■ **Prompt**: Select all lines in the records that include "quantité".

Start of Records for processing

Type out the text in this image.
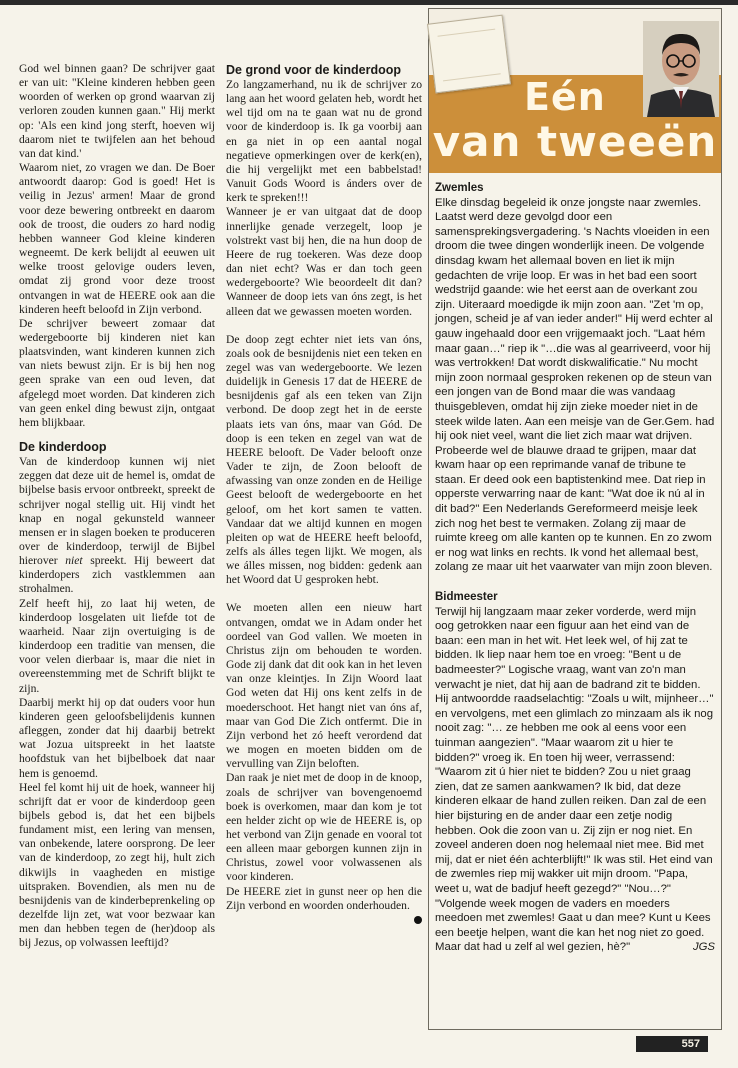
God wel binnen gaan? De schrijver gaat er van uit: "Kleine kinderen hebben geen woorden of werken op grond waarvan zij verloren zouden kunnen gaan." Hij merkt op: 'Als een kind jong sterft, hoeven wij daarom niet te twijfelen aan het behoud van dat kind.'

Waarom niet, zo vragen we dan. De Boer antwoordt daarop: God is goed! Het is veilig in Jezus' armen! Maar de grond voor deze bewering ontbreekt en daarom ook de troost, die ouders zo hard nodig hebben wanneer God kleine kinderen wegneemt. De kerk belijdt al eeuwen uit welke troost gelovige ouders leven, omdat zij grond voor deze troost ontvangen in wat de HEERE ook aan die kinderen heeft beloofd in Zijn verbond.

De schrijver beweert zomaar dat wedergeboorte bij kinderen niet kan plaatsvinden, want kinderen kunnen zich van niets bewust zijn. Er is bij hen nog geen sprake van een oud leven, dat afgelegd moet worden. Dat kinderen zich van geen enkel ding bewust zijn, ontgaat hem blijkbaar.

De kinderdoop

Van de kinderdoop kunnen wij niet zeggen dat deze uit de hemel is, omdat de bijbelse basis ervoor ontbreekt, spreekt de schrijver nogal stellig uit. Hij vindt het knap en nogal gekunsteld wanneer mensen er in slagen boeken te produceren over de kinderdoop, terwijl de Bijbel hierover niet spreekt. Hij beweert dat kinderdopers zich vastklemmen aan strohalmen.

Zelf heeft hij, zo laat hij weten, de kinderdoop losgelaten uit liefde tot de waarheid. Naar zijn overtuiging is de kinderdoop een traditie van mensen, die voor velen dierbaar is, maar die niet in overeenstemming met de Schrift blijkt te zijn.

Daarbij merkt hij op dat ouders voor hun kinderen geen geloofsbelijdenis kunnen afleggen, zonder dat hij daarbij betrekt wat Jozua uitspreekt in het laatste hoofdstuk van het bijbelboek dat naar hem is genoemd.

Heel fel komt hij uit de hoek, wanneer hij schrijft dat er voor de kinderdoop geen bijbels gebod is, dat het een bijbels fundament mist, een lering van mensen, van onbekende, latere oorsprong. De leer van de kinderdoop, zo zegt hij, hult zich dikwijls in vaagheden en mistige uitspraken. Bovendien, als men nu de besnijdenis van de kinderbeprenkeling op dezelfde lijn zet, wat voor bezwaar kan men dan hebben tegen de (her)doop als bij Jezus, op volwassen leeftijd?

De grond voor de kinderdoop

Zo langzamerhand, nu ik de schrijver zo lang aan het woord gelaten heb, wordt het wel tijd om na te gaan wat nu de grond voor de kinderdoop is. Ik ga voorbij aan en ga niet in op een aantal nogal negatieve opmerkingen over de kerk(en), die hij vergelijkt met een babbelstad! Vanuit Gods Woord is ánders over de kerk te spreken!!!

Wanneer je er van uitgaat dat de doop innerlijke genade verzegelt, loop je volstrekt vast bij hen, die na hun doop de Heere de rug toekeren. Was deze doop dan niet echt? Was er dan toch geen wedergeboorte? Wie beoordeelt dit dan? Wanneer de doop iets van óns zegt, is het alleen dat we gewassen moeten worden.

De doop zegt echter niet iets van óns, zoals ook de besnijdenis niet een teken en zegel was van wedergeboorte. We lezen duidelijk in Genesis 17 dat de HEERE de besnijdenis gaf als een teken van Zijn verbond. De doop zegt het in de eerste plaats iets van óns, maar van Gód. De doop is een teken en zegel van wat de HEERE belooft. De Vader belooft onze Vader te zijn, de Zoon belooft de afwassing van onze zonden en de Heilige Geest belooft de wedergeboorte en het geloof, om het kort samen te vatten. Vandaar dat we altijd kunnen en mogen pleiten op wat de HEERE heeft beloofd, zelfs als álles tegen lijkt. We mogen, als we álles missen, nog bidden: gedenk aan het Woord dat U gesproken hebt.

We moeten allen een nieuw hart ontvangen, omdat we in Adam onder het oordeel van God vallen. We moeten in Christus zijn om behouden te worden. Gode zij dank dat dit ook kan in het leven van onze kleintjes. In Zijn Woord laat God weten dat Hij ons kent zelfs in de moederschoot. Het hangt niet van óns af, maar van God Die Zich ontfermt. Die in Zijn verbond het zó heeft verordend dat we mogen en moeten bidden om de vervulling van Zijn beloften.

Dan raak je niet met de doop in de knoop, zoals de schrijver van bovengenoemd boek is overkomen, maar dan kom je tot een helder zicht op wie de HEERE is, op het verbond van Zijn genade en vooral tot een alleen maar geborgen kunnen zijn in Christus, zowel voor volwassenen als voor kinderen.

De HEERE ziet in gunst neer op hen die Zijn verbond en woorden onderhouden.

Eén
van tweeën
Zwemles

Elke dinsdag begeleid ik onze jongste naar zwemles. Laatst werd deze gevolgd door een samensprekingsvergadering. 's Nachts vloeiden in een droom die twee dingen wonderlijk ineen. De volgende dinsdag kwam het allemaal boven en liet ik mijn gedachten de vrije loop. Er was in het bad een soort wedstrijd gaande: wie het eerst aan de overkant zou zijn. Uiteraard moedigde ik mijn zoon aan. "Zet 'm op, jongen, scheid je af van ieder ander!" Hij werd echter al gauw ingehaald door een vrijgemaakt joch. "Laat hém maar gaan…" riep ik "…die was al gearriveerd, voor hij was vertrokken! Dat wordt diskwalificatie." Nu mocht mijn zoon normaal gesproken rekenen op de steun van een jongen van de Bond maar die was vandaag thuisgebleven, omdat hij zijn zieke moeder niet in de steek wilde laten. Aan een meisje van de Ger.Gem. had hij ook niet veel, want die liet zich maar wat drijven. Probeerde wel de blauwe draad te grijpen, maar dat kwam haar op een reprimande vanaf de tribune te staan. Er deed ook een baptistenkind mee. Dat riep in opperste verwarring naar de kant: "Wat doe ik nú al in dit bad?" Een Nederlands Gereformeerd meisje leek zich nog het best te vermaken. Zolang zij maar de ruimte kreeg om alle kanten op te kunnen. En zo zwom er nog wat links en rechts. Ik vond het allemaal best, zolang ze maar uit het vaarwater van mijn zoon bleven.

Bidmeester

Terwijl hij langzaam maar zeker vorderde, werd mijn oog getrokken naar een figuur aan het eind van de baan: een man in het wit. Het leek wel, of hij zat te bidden. Ik liep naar hem toe en vroeg: "Bent u de badmeester?" Logische vraag, want van zo'n man verwacht je niet, dat hij aan de badrand zit te bidden. Hij antwoordde raadselachtig: "Zoals u wilt, mijnheer…" en vervolgens, met een glimlach zo minzaam als ik nog nooit zag: "… ze hebben me ook al eens voor een tuinman aangezien". "Maar waarom zit u hier te bidden?" vroeg ik. En toen hij weer, verrassend: "Waarom zit ú hier niet te bidden? Zou u niet graag zien, dat ze samen aankwamen? Ik bid, dat deze kinderen elkaar de hand zullen reiken. Dan zal de een hier bijsturing en de ander daar een zetje nodig hebben. Ook die zoon van u. Zij zijn er nog niet. En zoveel anderen doen nog helemaal niet mee. Bid met mij, dat er niet één achterblijft!" Ik was stil. Het eind van de zwemles riep mij wakker uit mijn droom. "Papa, weet u, wat de badjuf heeft gezegd?" "Nou…?" "Volgende week mogen de vaders en moeders meedoen met zwemles! Gaat u dan mee? Kunt u Kees een beetje helpen, want die kan het nog niet zo goed. Maar dat had u zelf al wel gezien, hè?"	JGS
557
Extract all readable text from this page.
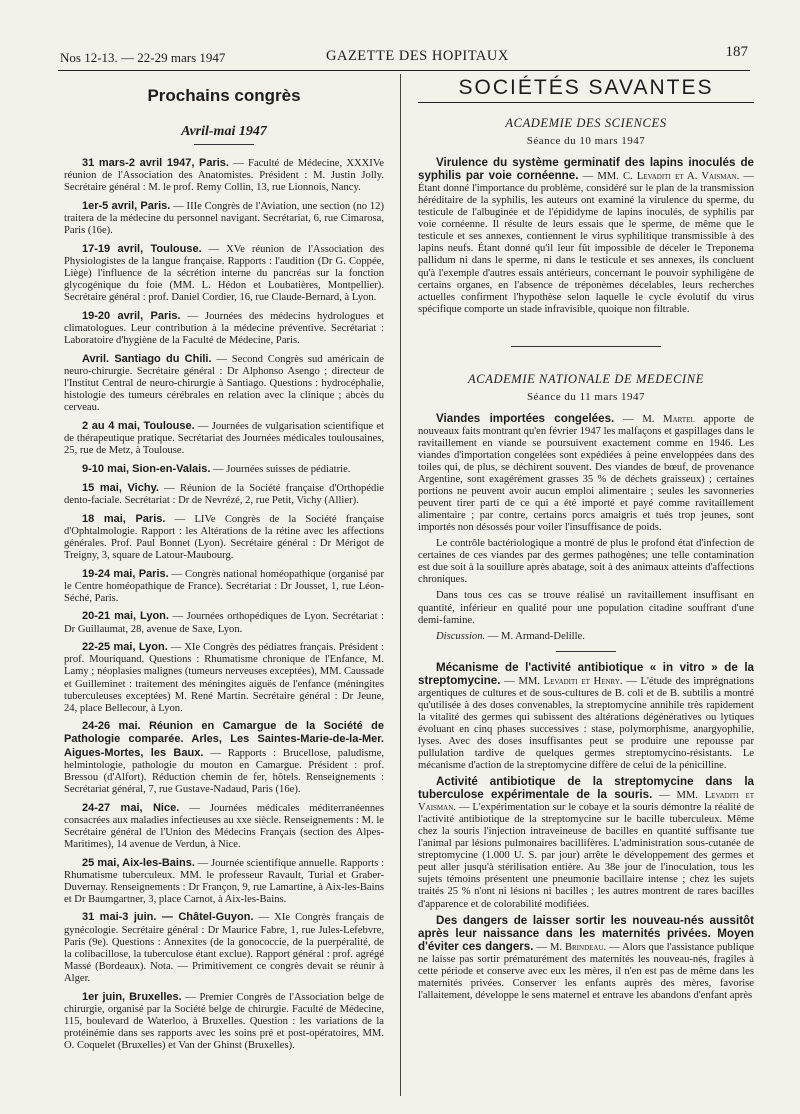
Nos 12-13. — 22-29 mars 1947	GAZETTE DES HOPITAUX	187
Prochains congrès
Avril-mai 1947

31 mars-2 avril 1947, Paris. — Faculté de Médecine, XXXIVe réunion de l'Association des Anatomistes. Président : M. Justin Jolly. Secrétaire général : M. le prof. Remy Collin, 13, rue Lionnois, Nancy.

1er-5 avril, Paris. — IIIe Congrès de l'Aviation, une section (no 12) traitera de la médecine du personnel navigant. Secrétariat, 6, rue Cimarosa, Paris (16e).

17-19 avril, Toulouse. — XVe réunion de l'Association des Physiologistes de la langue française. Rapports : l'audition (Dr G. Coppée, Liège) l'influence de la sécrétion interne du pancréas sur la fonction glycogénique du foie (MM. L. Hédon et Loubatières, Montpellier). Secrétaire général : prof. Daniel Cordier, 16, rue Claude-Bernard, à Lyon.

19-20 avril, Paris. — Journées des médecins hydrologues et climatologues. Leur contribution à la médecine préventive. Secrétariat : Laboratoire d'hygiène de la Faculté de Médecine, Paris.

Avril. Santiago du Chili. — Second Congrès sud américain de neuro-chirurgie. Secrétaire général : Dr Alphonso Asengo ; directeur de l'Institut Central de neuro-chirurgie à Santiago. Questions : hydrocéphalie, histologie des tumeurs cérébrales en relation avec la clinique ; abcès du cerveau.

2 au 4 mai, Toulouse. — Journées de vulgarisation scientifique et de thérapeutique pratique. Secrétariat des Journées médicales toulousaines, 25, rue de Metz, à Toulouse.

9-10 mai, Sion-en-Valais. — Journées suisses de pédiatrie.

15 mai, Vichy. — Réunion de la Société française d'Orthopédie dento-faciale. Secrétariat : Dr de Nevrézé, 2, rue Petit, Vichy (Allier).

18 mai, Paris. — LIVe Congrès de la Société française d'Ophtalmologie. Rapport : les Altérations de la rétine avec les affections générales. Prof. Paul Bonnet (Lyon). Secrétaire général : Dr Mérigot de Treigny, 3, square de Latour-Maubourg.

19-24 mai, Paris. — Congrès national homéopathique (organisé par le Centre homéopathique de France). Secrétariat : Dr Jousset, 1, rue Léon-Séché, Paris.

20-21 mai, Lyon. — Journées orthopédiques de Lyon. Secrétariat : Dr Guillaumat, 28, avenue de Saxe, Lyon.

22-25 mai, Lyon. — XIe Congrès des pédiatres français. Président : prof. Mouriquand. Questions : Rhumatisme chronique de l'Enfance, M. Lamy ; néoplasies malignes (tumeurs nerveuses exceptées), MM. Caussade et Guilleminet : traitement des méningites aiguës de l'enfance (méningites tuberculeuses exceptées) M. René Martin. Secrétaire général : Dr Jeune, 24, place Bellecour, à Lyon.

24-26 mai. Réunion en Camargue de la Société de Pathologie comparée. Arles, Les Saintes-Marie-de-la-Mer. Aigues-Mortes, les Baux. — Rapports : Brucellose, paludisme, helmintologie, pathologie du mouton en Camargue. Président : prof. Bressou (d'Alfort). Réduction chemin de fer, hôtels. Renseignements : Secrétariat général, 7, rue Gustave-Nadaud, Paris (16e).

24-27 mai, Nice. — Journées médicales méditerranéennes consacrées aux maladies infectieuses au xxe siècle. Renseignements : M. le Secrétaire général de l'Union des Médecins Français (section des Alpes-Maritimes), 14 avenue de Verdun, à Nice.

25 mai, Aix-les-Bains. — Journée scientifique annuelle. Rapports : Rhumatisme tuberculeux. MM. le professeur Ravault, Turial et Graber-Duvernay. Renseignements : Dr Françon, 9, rue Lamartine, à Aix-les-Bains et Dr Baumgartner, 3, place Carnot, à Aix-les-Bains.

31 mai-3 juin. — Châtel-Guyon. — XIe Congrès français de gynécologie. Secrétaire général : Dr Maurice Fabre, 1, rue Jules-Lefebvre, Paris (9e). Questions : Annexites (de la gonococcie, de la puerpéralité, de la colibacillose, la tuberculose étant exclue). Rapport général : prof. agrégé Massé (Bordeaux). Nota. — Primitivement ce congrès devait se réunir à Alger.

1er juin, Bruxelles. — Premier Congrès de l'Association belge de chirurgie, organisé par la Société belge de chirurgie. Faculté de Médecine, 115, boulevard de Waterloo, à Bruxelles. Question : les variations de la protéinémie dans ses rapports avec les soins pré et post-opératoires, MM. O. Coquelet (Bruxelles) et Van der Ghinst (Bruxelles).

SOCIÉTÉS SAVANTES
ACADEMIE DES SCIENCES
Séance du 10 mars 1947

Virulence du système germinatif des lapins inoculés de syphilis par voie cornéenne. — MM. C. Levaditi et A. Vaisman. — Étant donné l'importance du problème, considéré sur le plan de la transmission héréditaire de la syphilis, les auteurs ont examiné la virulence du sperme, du testicule de l'albuginée et de l'épididyme de lapins inoculés, de syphilis par voie cornéenne. Il résulte de leurs essais que le sperme, de même que le testicule et ses annexes, contiennent le virus syphilitique transmissible à des lapins neufs. Étant donné qu'il leur fût impossible de déceler le Treponema pallidum ni dans le sperme, ni dans le testicule et ses annexes, ils concluent qu'à l'exemple d'autres essais antérieurs, concernant le pouvoir syphiligène de certains organes, en l'absence de tréponèmes décelables, leurs recherches actuelles confirment l'hypothèse selon laquelle le cycle évolutif du virus spécifique comporte un stade infravisible, quoique non filtrable.

ACADEMIE NATIONALE DE MEDECINE
Séance du 11 mars 1947

Viandes importées congelées. — M. Martel apporte de nouveaux faits montrant qu'en février 1947 les malfaçons et gaspillages dans le ravitaillement en viande se poursuivent exactement comme en 1946. Les viandes d'importation congelées sont expédiées à peine enveloppées dans des toiles qui, de plus, se déchirent souvent. Des viandes de bœuf, de provenance Argentine, sont exagérément grasses 35 % de déchets graisseux) ; certaines portions ne peuvent avoir aucun emploi alimentaire ; seules les savonneries peuvent tirer parti de ce qui a été importé et payé comme ravitaillement alimentaire ; par contre, certains porcs amaigris et tués trop jeunes, sont importés non désossés pour voiler l'insuffisance de poids.

Le contrôle bactériologique a montré de plus le profond état d'infection de certaines de ces viandes par des germes pathogènes; une telle contamination est due soit à la souillure après abatage, soit à des animaux atteints d'affections chroniques.

Dans tous ces cas se trouve réalisé un ravitaillement insuffisant en quantité, inférieur en qualité pour une population citadine souffrant d'une demi-famine.

Discussion. — M. Armand-Delille.

Mécanisme de l'activité antibiotique « in vitro » de la streptomycine. — MM. Levaditi et Henry. — L'étude des imprégnations argentiques de cultures et de sous-cultures de B. coli et de B. subtilis a montré qu'utilisée à des doses convenables, la streptomycine annihile très rapidement la vitalité des germes qui subissent des altérations dégénératives ou lytiques évoluant en cinq phases successives : stase, polymorphisme, anargyophilie, lyses. Avec des doses insuffisantes peut se produire une repousse par pullulation tardive de quelques germes streptomycino-résistants. Le mécanisme d'action de la streptomycine diffère de celui de la pénicilline.

Activité antibiotique de la streptomycine dans la tuberculose expérimentale de la souris. — MM. Levaditi et Vaisman. — L'expérimentation sur le cobaye et la souris démontre la réalité de l'activité antibiotique de la streptomycine sur le bacille tuberculeux. Même chez la souris l'injection intraveineuse de bacilles en quantité suffisante tue l'animal par lésions pulmonaires bacillifères. L'administration sous-cutanée de streptomycine (1.000 U. S. par jour) arrête le développement des germes et peut aller jusqu'à stérilisation entière. Au 38e jour de l'inoculation, tous les sujets témoins présentent une pneumonie bacillaire intense ; chez les sujets traités 25 % n'ont ni lésions ni bacilles ; les autres montrent de rares bacilles d'apparence et de colorabilité modifiées.

Des dangers de laisser sortir les nouveau-nés aussitôt après leur naissance dans les maternités privées. Moyen d'éviter ces dangers. — M. Brindeau. — Alors que l'assistance publique ne laisse pas sortir prématurément des maternités les nouveau-nés, fragiles à cette période et conserve avec eux les mères, il n'en est pas de même dans les maternités privées. Conserver les enfants auprès des mères, favorise l'allaitement, développe le sens maternel et entrave les abandons d'enfant après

End of Records for processing

■ **Solution**:
Dans tous ces cas se trouve réalisé un ravitaillement insuffisant en quantité, inférieur en qualité pour une population citadine souffrant d'une demi-famine.
Activité antibiotique de la streptomycine dans la tuberculose expérimentale de la souris. — MM. Levaditi et Vaisman. — L'expérimentation sur le cobaye et la souris démontre la réalité de l'activité antibiotique de la streptomycine sur le bacille tuberculeux. Même chez la souris l'injection intraveineuse de bacilles en quantité suffisante tue l'animal par lésions pulmonaires bacillifères. L'administration sous-cutanée de streptomycine (1.000 U. S. par jour) arrête le développement des germes et peut aller jusqu'à stérilisation entière. Au 38e jour de l'inoculation, tous les sujets témoins présentent une pneumonie bacillaire intense ; chez les sujets traités 25 % n'ont ni lésions ni bacilles ; les autres montrent de rares bacilles d'apparence et de colorabilité modifiées.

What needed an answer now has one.